● WORK REQUIRED:
Count each line below that has "China" anywhere in it. Answer with the total alone.

= = = = = = =

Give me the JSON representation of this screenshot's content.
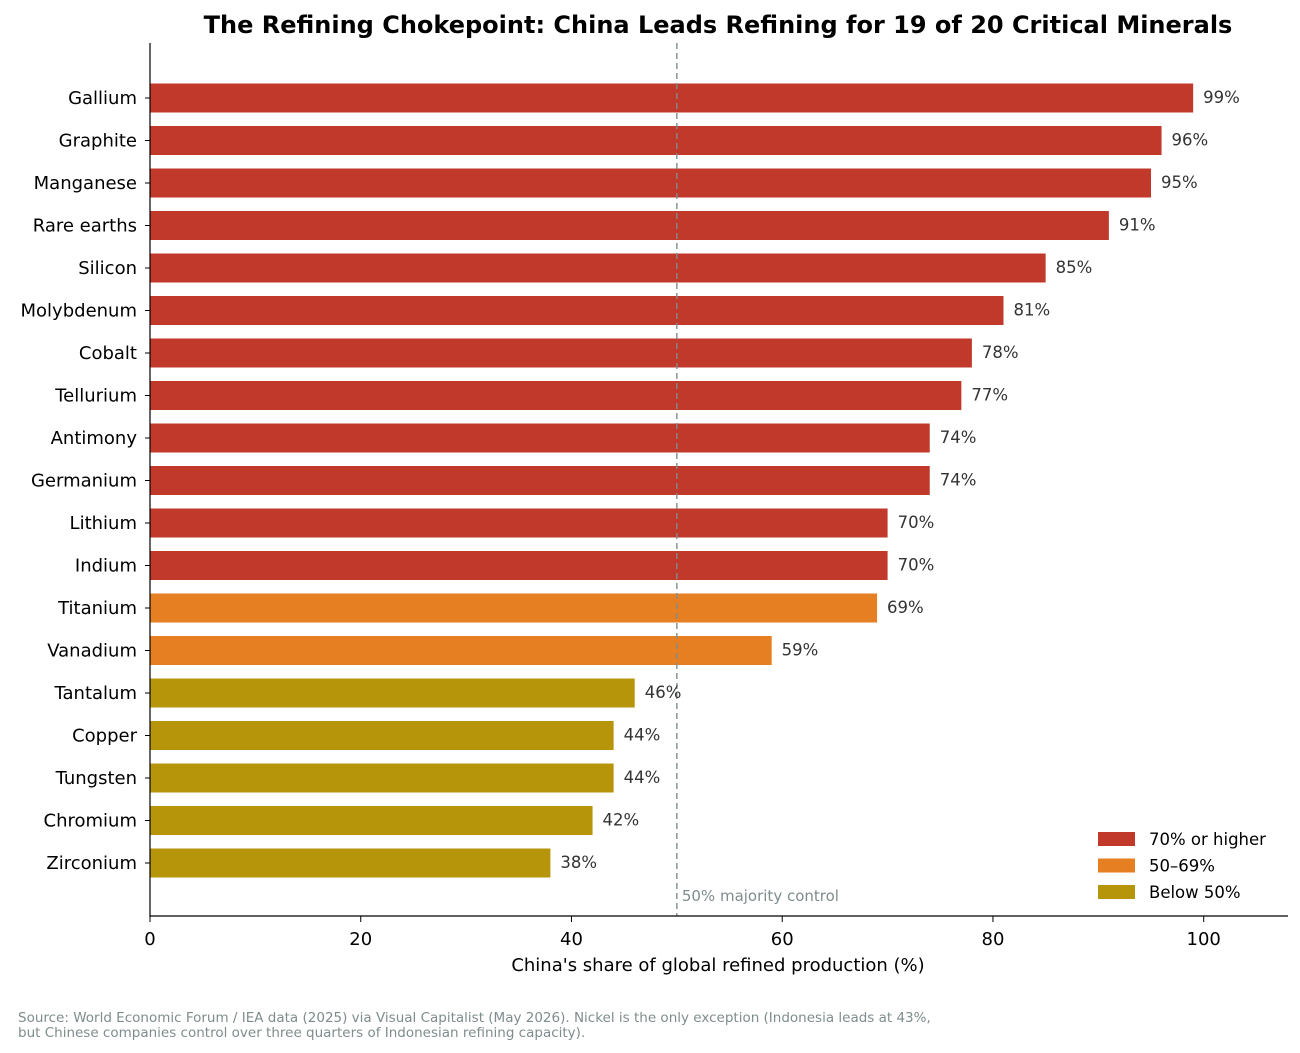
{
  "chart_data": {
    "type": "bar",
    "orientation": "horizontal",
    "title": "The Refining Chokepoint: China Leads Refining for 19 of 20 Critical Minerals",
    "xlabel": "China's share of global refined production (%)",
    "xlim": [
      0,
      108
    ],
    "xticks": [
      0,
      20,
      40,
      60,
      80,
      100
    ],
    "grid": false,
    "categories": [
      "Gallium",
      "Graphite",
      "Manganese",
      "Rare earths",
      "Silicon",
      "Molybdenum",
      "Cobalt",
      "Tellurium",
      "Antimony",
      "Germanium",
      "Lithium",
      "Indium",
      "Titanium",
      "Vanadium",
      "Tantalum",
      "Copper",
      "Tungsten",
      "Chromium",
      "Zirconium"
    ],
    "values": [
      99,
      96,
      95,
      91,
      85,
      81,
      78,
      77,
      74,
      74,
      70,
      70,
      69,
      59,
      46,
      44,
      44,
      42,
      38
    ],
    "value_labels": [
      "99%",
      "96%",
      "95%",
      "91%",
      "85%",
      "81%",
      "78%",
      "77%",
      "74%",
      "74%",
      "70%",
      "70%",
      "69%",
      "59%",
      "46%",
      "44%",
      "44%",
      "42%",
      "38%"
    ],
    "tiers": [
      "high",
      "high",
      "high",
      "high",
      "high",
      "high",
      "high",
      "high",
      "high",
      "high",
      "high",
      "high",
      "mid",
      "mid",
      "low",
      "low",
      "low",
      "low",
      "low"
    ],
    "legend": {
      "placement": "lower-right",
      "items": [
        {
          "key": "high",
          "label": "70% or higher",
          "color": "#c0392b"
        },
        {
          "key": "mid",
          "label": "50–69%",
          "color": "#e67e22"
        },
        {
          "key": "low",
          "label": "Below 50%",
          "color": "#b7950b"
        }
      ]
    },
    "reference_line": {
      "value": 50,
      "label": "50% majority control",
      "color": "#7f8c8d",
      "style": "dashed"
    }
  },
  "footnote": {
    "lines": [
      "Source: World Economic Forum / IEA data (2025) via Visual Capitalist (May 2026). Nickel is the only exception (Indonesia leads at 43%,",
      "but Chinese companies control over three quarters of Indonesian refining capacity)."
    ]
  }
}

= = = = = = =

● RESULT OF THE TASK:
2